** WORK TO DO **
In the records below, find each line with the word "Writing" and copy it.

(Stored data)
·····

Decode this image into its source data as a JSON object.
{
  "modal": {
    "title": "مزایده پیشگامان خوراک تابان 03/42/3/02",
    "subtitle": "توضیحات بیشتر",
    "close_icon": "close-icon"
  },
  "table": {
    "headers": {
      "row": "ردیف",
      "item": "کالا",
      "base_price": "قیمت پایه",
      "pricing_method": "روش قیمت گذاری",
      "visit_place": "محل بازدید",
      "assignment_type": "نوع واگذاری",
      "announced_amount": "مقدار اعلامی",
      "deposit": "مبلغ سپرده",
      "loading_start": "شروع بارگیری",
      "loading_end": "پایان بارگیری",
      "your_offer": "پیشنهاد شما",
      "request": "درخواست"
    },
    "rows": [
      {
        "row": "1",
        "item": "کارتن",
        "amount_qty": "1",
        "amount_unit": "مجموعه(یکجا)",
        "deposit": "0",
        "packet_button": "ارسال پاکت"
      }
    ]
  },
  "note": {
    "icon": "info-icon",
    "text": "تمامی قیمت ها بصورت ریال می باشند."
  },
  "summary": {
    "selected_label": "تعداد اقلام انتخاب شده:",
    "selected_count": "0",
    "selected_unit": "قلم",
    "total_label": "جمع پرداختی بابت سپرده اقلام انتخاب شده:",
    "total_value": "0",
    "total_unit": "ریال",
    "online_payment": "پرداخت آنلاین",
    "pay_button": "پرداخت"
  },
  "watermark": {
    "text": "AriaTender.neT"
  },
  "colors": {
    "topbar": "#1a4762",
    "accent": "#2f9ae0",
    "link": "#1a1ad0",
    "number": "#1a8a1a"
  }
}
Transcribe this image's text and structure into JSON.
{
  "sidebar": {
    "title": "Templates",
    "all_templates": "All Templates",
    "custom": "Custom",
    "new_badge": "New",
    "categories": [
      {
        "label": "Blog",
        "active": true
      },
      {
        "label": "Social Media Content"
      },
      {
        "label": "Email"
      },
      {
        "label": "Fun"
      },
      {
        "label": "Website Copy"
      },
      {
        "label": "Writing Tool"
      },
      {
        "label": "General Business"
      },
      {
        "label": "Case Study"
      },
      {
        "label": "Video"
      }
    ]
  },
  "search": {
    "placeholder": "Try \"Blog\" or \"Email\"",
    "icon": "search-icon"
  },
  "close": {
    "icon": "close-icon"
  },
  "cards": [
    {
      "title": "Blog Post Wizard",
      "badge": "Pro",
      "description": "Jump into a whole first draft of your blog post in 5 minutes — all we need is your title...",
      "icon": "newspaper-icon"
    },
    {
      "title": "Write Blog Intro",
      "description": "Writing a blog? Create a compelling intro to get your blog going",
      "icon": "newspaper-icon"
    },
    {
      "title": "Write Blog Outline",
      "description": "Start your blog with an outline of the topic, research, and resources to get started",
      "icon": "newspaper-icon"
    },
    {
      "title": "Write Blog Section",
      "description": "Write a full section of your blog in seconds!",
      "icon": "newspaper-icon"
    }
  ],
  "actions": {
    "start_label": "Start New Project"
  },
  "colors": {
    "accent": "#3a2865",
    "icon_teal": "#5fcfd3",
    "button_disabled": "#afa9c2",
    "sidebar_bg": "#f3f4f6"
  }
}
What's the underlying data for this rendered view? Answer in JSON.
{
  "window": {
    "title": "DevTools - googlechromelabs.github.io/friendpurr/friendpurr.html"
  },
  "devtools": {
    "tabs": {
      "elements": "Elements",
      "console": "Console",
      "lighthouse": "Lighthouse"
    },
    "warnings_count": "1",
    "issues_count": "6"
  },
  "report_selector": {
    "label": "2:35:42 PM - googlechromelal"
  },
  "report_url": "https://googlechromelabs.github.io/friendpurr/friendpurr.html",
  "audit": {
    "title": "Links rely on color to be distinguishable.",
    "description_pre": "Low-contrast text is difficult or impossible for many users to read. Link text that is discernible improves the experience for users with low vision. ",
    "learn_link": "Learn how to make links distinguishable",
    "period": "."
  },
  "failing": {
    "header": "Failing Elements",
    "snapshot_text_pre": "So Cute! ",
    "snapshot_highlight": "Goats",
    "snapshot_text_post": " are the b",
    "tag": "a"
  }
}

·····

** OUTPUT FOR THIS EXERCISE **
        "label": "Writing Tool"
      "description": "Writing a blog? Create a compelling intro to get your blog going",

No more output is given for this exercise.